• WORK INSTRUCTIONS: Which of the lines below contain the string "famosos"? Copy each one.

━━━ SUPPLIED MATERIAL ━━━

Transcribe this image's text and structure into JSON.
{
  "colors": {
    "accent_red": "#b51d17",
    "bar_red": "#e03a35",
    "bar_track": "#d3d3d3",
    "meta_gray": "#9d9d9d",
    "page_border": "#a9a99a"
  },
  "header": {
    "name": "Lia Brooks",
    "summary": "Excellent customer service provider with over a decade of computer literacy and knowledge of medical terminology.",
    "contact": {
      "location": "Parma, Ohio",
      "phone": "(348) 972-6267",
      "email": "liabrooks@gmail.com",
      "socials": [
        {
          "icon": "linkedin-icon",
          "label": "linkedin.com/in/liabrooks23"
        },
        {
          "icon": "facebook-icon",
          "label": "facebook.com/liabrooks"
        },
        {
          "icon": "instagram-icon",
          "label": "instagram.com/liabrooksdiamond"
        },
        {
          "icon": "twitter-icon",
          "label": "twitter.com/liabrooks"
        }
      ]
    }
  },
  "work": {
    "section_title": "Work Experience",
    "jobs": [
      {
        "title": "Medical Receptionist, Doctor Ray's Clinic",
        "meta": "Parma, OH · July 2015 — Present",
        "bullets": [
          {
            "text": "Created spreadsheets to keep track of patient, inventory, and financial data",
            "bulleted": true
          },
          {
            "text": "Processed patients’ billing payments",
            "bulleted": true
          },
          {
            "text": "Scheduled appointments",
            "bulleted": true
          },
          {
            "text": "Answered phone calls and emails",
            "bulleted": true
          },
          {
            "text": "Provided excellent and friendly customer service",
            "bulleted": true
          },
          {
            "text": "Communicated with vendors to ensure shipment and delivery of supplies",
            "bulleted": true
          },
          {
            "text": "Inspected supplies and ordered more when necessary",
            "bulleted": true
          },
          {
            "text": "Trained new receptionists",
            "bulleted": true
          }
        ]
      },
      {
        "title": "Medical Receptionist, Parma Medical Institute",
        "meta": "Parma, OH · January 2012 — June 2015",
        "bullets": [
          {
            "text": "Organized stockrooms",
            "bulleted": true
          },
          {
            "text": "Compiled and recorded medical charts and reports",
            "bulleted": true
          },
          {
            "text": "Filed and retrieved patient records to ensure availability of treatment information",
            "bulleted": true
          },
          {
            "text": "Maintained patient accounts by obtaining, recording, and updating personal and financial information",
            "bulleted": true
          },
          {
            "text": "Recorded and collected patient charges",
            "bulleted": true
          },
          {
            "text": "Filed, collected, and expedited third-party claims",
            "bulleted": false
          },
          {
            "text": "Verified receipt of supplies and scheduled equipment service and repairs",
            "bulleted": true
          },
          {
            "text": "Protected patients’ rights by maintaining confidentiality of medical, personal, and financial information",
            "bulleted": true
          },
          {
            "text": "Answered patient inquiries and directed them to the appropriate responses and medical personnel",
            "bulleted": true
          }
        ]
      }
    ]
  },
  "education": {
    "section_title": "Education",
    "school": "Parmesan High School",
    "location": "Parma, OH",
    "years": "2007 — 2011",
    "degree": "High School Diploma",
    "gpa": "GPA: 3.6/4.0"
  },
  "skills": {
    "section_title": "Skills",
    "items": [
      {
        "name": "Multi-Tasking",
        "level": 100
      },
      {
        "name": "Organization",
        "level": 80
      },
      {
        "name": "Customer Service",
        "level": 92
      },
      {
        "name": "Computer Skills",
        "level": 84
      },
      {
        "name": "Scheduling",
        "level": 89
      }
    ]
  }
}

━━━
━━━ SUPPLIED MATERIAL ━━━

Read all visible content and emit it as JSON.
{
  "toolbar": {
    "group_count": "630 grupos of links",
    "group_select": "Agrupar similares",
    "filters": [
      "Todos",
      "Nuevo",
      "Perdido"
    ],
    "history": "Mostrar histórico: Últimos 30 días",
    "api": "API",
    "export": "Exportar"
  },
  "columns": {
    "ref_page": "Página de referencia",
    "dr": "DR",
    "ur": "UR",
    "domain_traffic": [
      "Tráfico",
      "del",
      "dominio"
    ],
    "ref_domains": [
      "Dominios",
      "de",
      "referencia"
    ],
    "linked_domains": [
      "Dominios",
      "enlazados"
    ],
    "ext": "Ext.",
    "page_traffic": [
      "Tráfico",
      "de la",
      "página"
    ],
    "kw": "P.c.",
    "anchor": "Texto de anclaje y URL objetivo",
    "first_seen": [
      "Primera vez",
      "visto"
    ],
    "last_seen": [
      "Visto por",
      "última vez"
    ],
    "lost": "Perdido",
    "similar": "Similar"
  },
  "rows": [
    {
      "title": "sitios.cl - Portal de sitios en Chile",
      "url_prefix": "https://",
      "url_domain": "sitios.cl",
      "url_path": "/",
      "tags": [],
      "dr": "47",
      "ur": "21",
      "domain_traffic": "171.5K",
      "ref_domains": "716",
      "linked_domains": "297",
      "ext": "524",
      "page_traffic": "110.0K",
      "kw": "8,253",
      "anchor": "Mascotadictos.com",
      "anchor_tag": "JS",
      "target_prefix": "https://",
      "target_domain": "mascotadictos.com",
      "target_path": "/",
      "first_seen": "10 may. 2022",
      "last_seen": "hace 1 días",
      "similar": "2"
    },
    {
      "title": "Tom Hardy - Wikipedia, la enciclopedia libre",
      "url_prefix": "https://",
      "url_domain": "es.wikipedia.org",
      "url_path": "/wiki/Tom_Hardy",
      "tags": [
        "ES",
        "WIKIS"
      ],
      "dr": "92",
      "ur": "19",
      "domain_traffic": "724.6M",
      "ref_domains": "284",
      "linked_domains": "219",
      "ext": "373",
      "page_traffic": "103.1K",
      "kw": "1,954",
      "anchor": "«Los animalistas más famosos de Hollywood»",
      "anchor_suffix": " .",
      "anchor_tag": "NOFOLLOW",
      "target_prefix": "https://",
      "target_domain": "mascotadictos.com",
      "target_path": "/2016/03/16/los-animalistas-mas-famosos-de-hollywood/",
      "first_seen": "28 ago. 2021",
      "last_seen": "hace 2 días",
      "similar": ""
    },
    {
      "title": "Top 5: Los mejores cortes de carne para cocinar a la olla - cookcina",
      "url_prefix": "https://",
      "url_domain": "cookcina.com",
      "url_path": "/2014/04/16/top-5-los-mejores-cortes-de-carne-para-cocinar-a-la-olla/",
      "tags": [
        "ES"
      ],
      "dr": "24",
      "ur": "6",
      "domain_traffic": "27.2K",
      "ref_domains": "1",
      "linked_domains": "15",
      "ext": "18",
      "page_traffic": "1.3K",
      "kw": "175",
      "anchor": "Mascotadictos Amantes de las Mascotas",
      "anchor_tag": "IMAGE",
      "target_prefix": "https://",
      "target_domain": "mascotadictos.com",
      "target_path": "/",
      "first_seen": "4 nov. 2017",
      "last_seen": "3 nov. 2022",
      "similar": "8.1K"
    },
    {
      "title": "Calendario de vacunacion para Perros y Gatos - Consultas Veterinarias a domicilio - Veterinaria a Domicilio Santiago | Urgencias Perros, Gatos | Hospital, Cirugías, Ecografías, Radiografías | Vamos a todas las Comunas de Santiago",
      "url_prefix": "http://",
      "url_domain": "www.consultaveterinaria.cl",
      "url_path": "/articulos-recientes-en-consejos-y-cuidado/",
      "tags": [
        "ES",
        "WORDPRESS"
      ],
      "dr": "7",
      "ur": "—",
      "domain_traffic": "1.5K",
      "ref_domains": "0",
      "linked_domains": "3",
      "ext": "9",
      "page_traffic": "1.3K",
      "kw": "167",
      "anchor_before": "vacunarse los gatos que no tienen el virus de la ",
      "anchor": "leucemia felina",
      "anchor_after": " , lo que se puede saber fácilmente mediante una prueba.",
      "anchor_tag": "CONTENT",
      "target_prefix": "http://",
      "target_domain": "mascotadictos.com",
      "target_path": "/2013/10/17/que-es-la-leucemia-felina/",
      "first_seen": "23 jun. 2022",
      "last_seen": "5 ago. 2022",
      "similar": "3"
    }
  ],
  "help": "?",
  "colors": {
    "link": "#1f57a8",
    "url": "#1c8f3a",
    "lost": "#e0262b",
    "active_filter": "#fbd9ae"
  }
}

━━━
━━━ SUPPLIED MATERIAL ━━━

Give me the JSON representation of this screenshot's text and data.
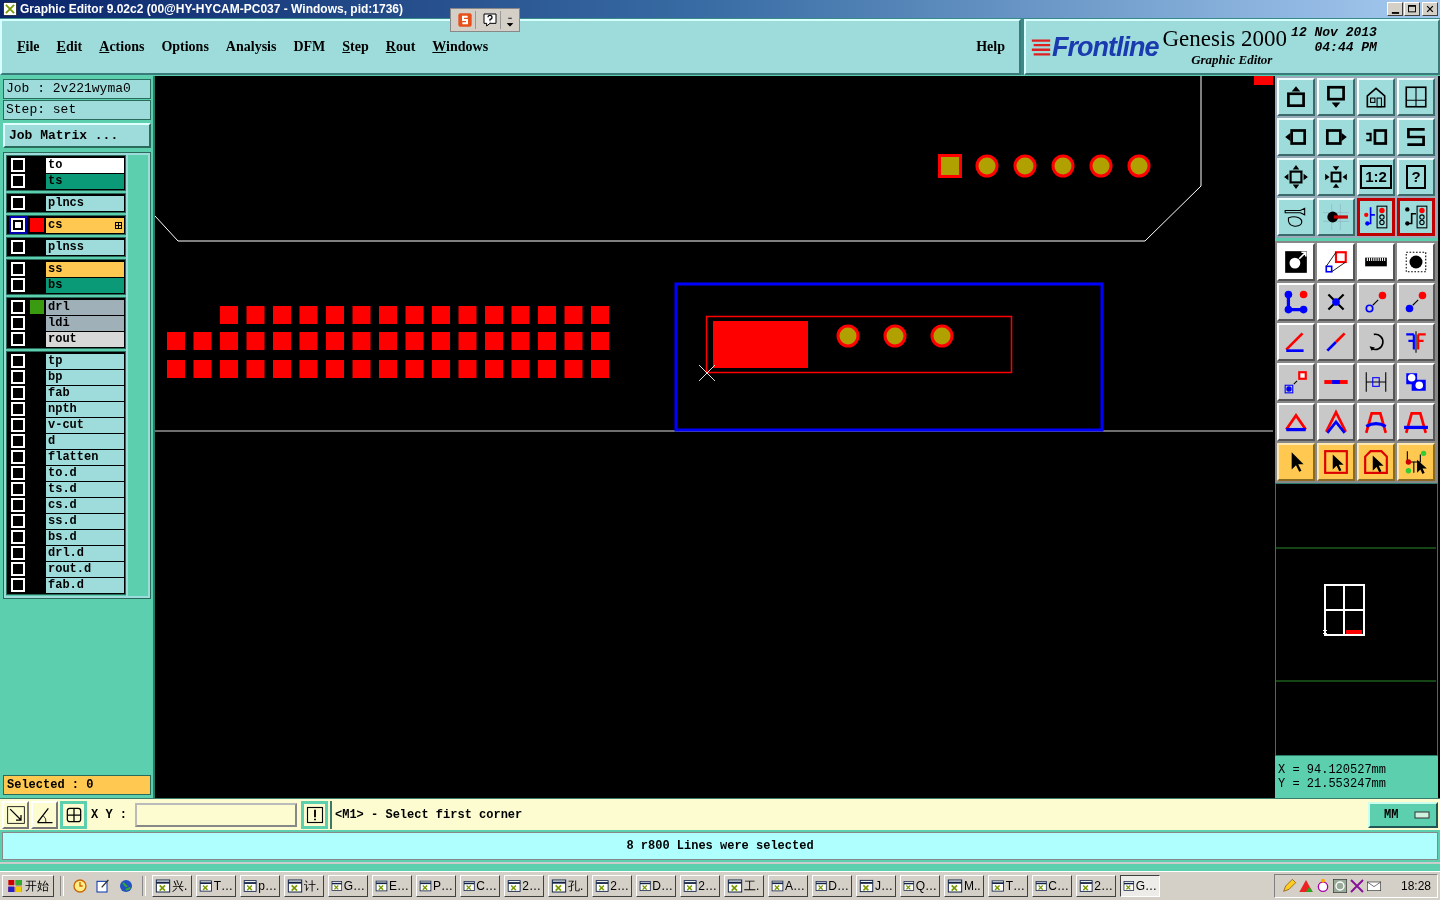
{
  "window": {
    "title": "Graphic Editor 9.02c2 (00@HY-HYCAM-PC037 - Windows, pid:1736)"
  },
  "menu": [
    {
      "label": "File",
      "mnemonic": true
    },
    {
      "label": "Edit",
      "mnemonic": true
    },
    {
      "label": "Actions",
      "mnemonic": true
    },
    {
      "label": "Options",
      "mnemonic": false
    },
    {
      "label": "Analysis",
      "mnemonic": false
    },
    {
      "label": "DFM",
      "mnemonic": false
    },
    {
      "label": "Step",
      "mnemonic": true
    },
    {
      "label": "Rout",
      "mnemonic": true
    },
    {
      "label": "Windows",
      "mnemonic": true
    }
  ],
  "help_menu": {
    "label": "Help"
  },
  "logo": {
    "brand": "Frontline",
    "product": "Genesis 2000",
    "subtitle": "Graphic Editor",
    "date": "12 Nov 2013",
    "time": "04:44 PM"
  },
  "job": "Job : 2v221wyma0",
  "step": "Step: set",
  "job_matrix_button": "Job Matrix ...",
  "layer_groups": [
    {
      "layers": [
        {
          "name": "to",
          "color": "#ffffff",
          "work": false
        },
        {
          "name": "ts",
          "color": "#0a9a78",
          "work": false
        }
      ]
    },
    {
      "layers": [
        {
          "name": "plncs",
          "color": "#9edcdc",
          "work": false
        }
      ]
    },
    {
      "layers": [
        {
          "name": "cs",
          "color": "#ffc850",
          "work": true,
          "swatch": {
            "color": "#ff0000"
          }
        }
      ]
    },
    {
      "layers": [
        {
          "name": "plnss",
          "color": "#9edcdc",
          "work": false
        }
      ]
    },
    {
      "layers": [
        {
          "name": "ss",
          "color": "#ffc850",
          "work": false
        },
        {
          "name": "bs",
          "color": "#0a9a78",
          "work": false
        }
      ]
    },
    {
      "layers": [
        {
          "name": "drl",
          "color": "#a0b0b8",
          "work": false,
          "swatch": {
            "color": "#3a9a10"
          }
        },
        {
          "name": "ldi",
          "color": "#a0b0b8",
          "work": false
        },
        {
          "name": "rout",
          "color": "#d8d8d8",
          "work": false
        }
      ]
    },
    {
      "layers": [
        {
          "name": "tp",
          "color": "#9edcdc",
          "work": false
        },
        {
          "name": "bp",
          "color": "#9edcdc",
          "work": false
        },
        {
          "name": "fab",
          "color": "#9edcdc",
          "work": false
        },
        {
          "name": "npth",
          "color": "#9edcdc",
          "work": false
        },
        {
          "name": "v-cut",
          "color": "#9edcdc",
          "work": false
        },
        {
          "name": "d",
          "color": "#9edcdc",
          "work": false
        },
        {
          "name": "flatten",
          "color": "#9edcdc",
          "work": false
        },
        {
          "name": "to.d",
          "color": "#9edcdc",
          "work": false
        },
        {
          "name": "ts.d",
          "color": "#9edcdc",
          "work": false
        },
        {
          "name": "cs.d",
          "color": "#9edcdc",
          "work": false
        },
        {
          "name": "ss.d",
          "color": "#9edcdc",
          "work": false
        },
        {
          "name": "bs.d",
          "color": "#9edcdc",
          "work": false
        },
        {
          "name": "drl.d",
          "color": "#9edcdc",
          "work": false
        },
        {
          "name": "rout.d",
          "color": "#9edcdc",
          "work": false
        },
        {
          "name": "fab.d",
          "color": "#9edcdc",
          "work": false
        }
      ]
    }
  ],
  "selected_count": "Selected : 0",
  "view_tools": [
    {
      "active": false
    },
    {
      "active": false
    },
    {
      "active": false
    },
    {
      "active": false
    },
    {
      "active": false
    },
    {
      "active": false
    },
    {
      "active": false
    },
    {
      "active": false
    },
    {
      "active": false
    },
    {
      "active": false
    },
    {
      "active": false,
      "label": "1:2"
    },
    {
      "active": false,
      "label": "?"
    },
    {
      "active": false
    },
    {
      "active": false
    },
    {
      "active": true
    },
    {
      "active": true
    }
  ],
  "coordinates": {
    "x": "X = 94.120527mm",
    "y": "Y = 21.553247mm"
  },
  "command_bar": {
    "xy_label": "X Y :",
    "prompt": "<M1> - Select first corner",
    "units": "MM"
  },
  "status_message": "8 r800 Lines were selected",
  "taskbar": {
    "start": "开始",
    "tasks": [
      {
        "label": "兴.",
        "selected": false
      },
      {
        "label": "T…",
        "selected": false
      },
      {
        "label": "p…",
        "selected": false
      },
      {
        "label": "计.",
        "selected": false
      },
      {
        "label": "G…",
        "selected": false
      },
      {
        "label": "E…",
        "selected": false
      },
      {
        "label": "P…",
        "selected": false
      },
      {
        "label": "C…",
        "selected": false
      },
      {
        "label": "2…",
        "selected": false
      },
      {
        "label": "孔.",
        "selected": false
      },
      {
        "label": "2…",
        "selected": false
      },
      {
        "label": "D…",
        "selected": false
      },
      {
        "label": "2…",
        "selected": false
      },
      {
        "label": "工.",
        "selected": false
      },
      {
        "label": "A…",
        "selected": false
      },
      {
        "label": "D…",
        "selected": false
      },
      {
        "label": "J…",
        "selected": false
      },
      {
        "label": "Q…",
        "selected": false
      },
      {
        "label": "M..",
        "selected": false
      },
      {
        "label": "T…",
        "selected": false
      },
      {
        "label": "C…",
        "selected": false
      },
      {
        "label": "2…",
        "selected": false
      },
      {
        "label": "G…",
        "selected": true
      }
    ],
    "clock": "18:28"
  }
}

━━━

• ANSWER:
      "anchor": "«Los animalistas más famosos de Hollywood»",
      "target_path": "/2016/03/16/los-animalistas-mas-famosos-de-hollywood/",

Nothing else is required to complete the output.